====== Input
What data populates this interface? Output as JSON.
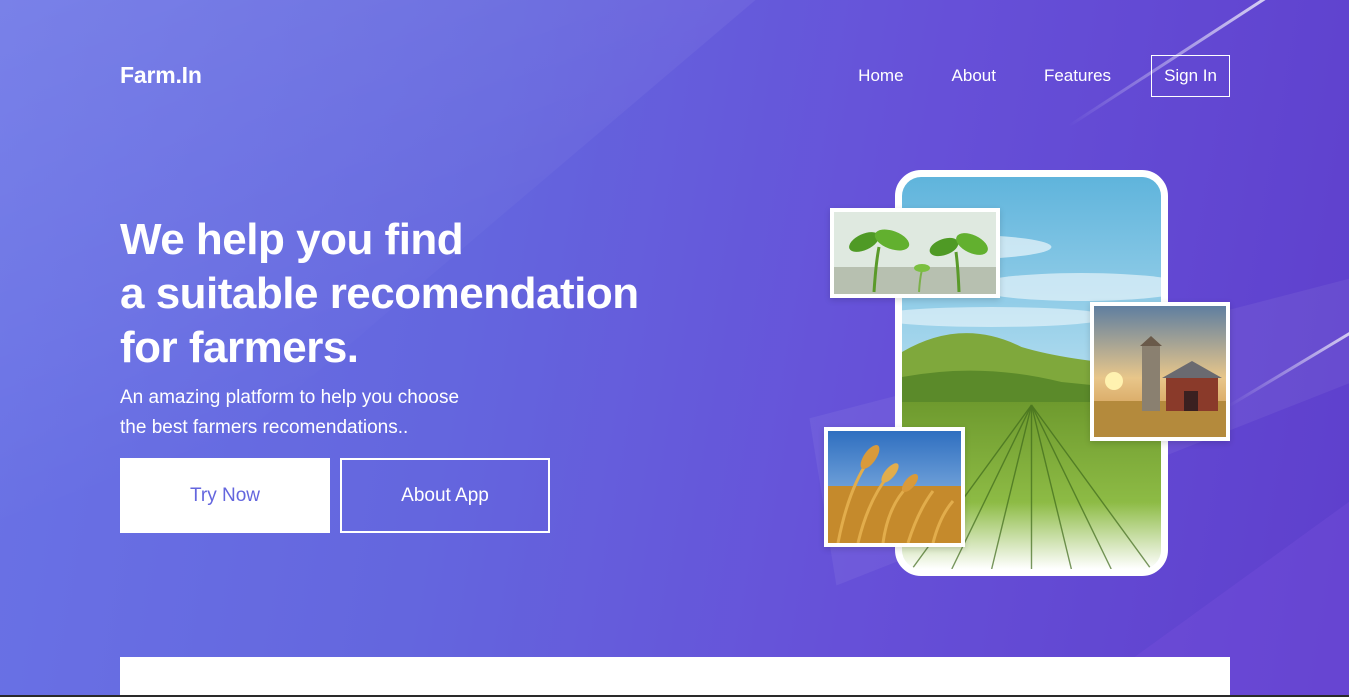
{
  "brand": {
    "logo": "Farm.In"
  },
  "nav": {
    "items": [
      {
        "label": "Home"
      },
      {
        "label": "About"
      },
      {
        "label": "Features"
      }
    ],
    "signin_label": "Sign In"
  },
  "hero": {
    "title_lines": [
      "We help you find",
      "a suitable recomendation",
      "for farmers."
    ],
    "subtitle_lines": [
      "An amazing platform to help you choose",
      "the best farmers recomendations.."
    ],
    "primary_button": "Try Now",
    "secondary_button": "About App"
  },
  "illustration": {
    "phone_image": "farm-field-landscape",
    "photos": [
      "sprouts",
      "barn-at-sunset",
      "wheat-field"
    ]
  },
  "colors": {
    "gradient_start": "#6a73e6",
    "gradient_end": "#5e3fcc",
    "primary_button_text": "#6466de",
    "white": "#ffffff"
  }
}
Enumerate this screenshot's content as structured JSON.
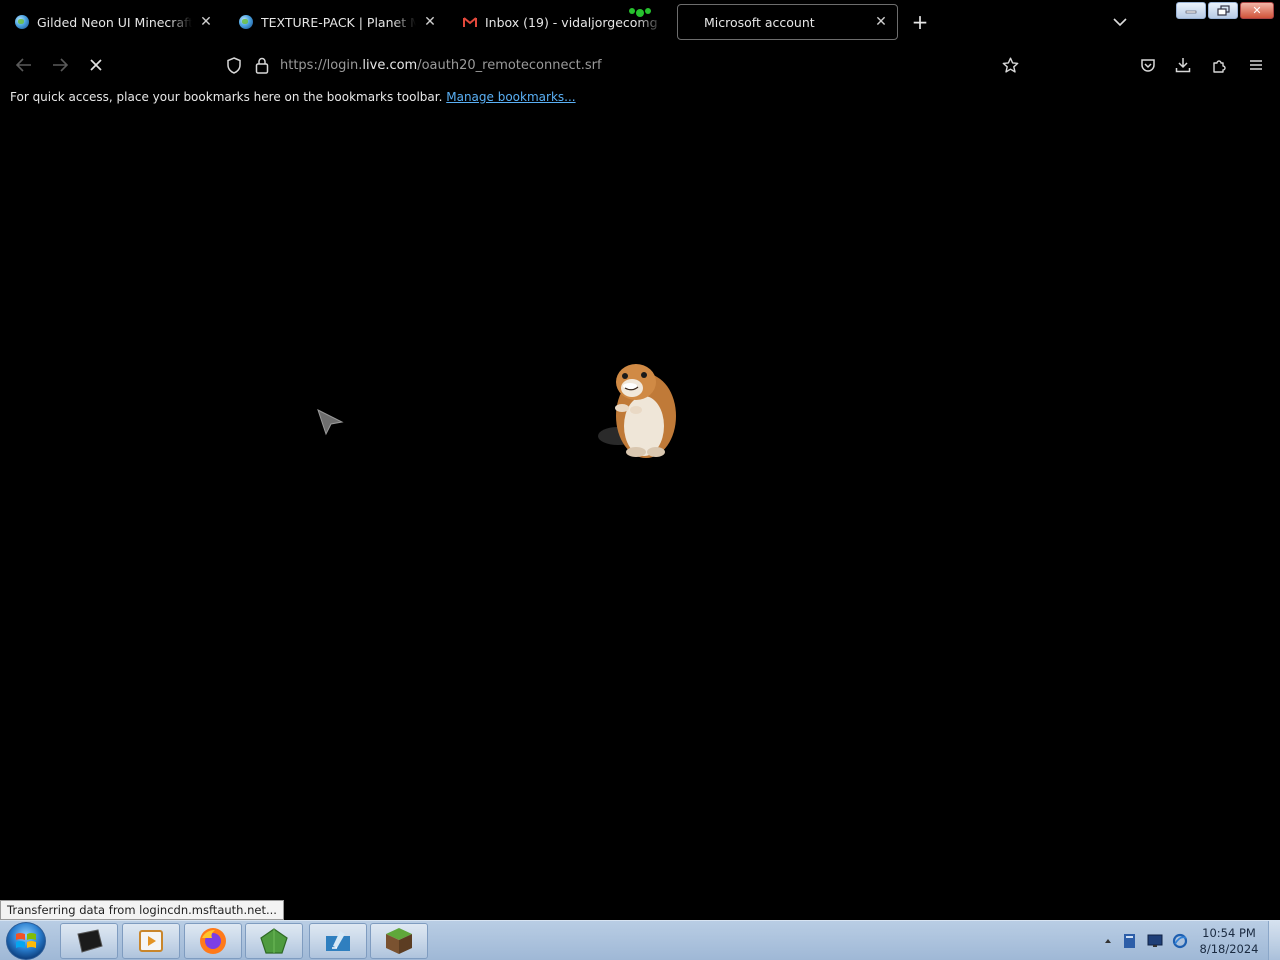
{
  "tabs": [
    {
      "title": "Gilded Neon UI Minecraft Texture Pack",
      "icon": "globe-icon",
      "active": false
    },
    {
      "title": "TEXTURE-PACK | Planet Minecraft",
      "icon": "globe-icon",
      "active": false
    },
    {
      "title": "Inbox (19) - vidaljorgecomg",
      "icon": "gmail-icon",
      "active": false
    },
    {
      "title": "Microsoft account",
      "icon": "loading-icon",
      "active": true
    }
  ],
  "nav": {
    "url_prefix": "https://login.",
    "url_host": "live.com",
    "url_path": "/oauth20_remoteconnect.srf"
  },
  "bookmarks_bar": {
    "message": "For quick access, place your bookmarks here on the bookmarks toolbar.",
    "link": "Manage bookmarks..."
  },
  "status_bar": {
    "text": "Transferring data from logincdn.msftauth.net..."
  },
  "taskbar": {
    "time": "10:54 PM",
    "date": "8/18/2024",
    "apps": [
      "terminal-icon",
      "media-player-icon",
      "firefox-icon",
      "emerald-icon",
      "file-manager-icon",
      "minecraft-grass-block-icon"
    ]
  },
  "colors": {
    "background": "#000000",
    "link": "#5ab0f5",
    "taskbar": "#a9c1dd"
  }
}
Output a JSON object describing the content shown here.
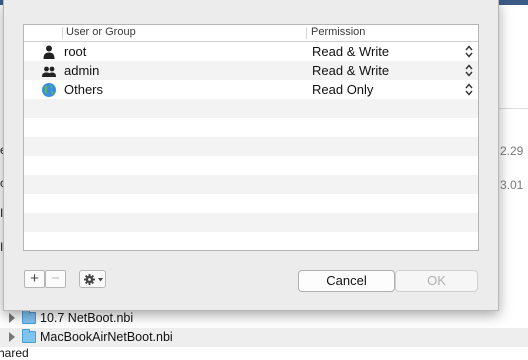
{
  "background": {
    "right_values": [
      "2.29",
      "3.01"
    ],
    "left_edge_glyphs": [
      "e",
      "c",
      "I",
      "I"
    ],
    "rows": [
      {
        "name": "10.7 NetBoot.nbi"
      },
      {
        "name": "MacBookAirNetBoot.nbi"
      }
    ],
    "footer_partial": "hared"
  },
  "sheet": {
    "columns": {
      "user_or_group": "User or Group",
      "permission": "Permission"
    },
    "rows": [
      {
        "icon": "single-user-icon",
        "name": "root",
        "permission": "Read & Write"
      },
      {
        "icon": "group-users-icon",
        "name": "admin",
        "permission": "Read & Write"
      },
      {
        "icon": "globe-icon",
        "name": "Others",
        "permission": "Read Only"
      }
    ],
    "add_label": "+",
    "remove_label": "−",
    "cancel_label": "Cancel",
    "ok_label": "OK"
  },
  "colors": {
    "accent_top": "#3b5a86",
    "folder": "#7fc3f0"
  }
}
============
**Task brief:**
Copy out the lines that hold "permission".

**Final answer:**
      "permission": "Permission"
        "permission": "Read & Write"
        "permission": "Read & Write"
        "permission": "Read Only"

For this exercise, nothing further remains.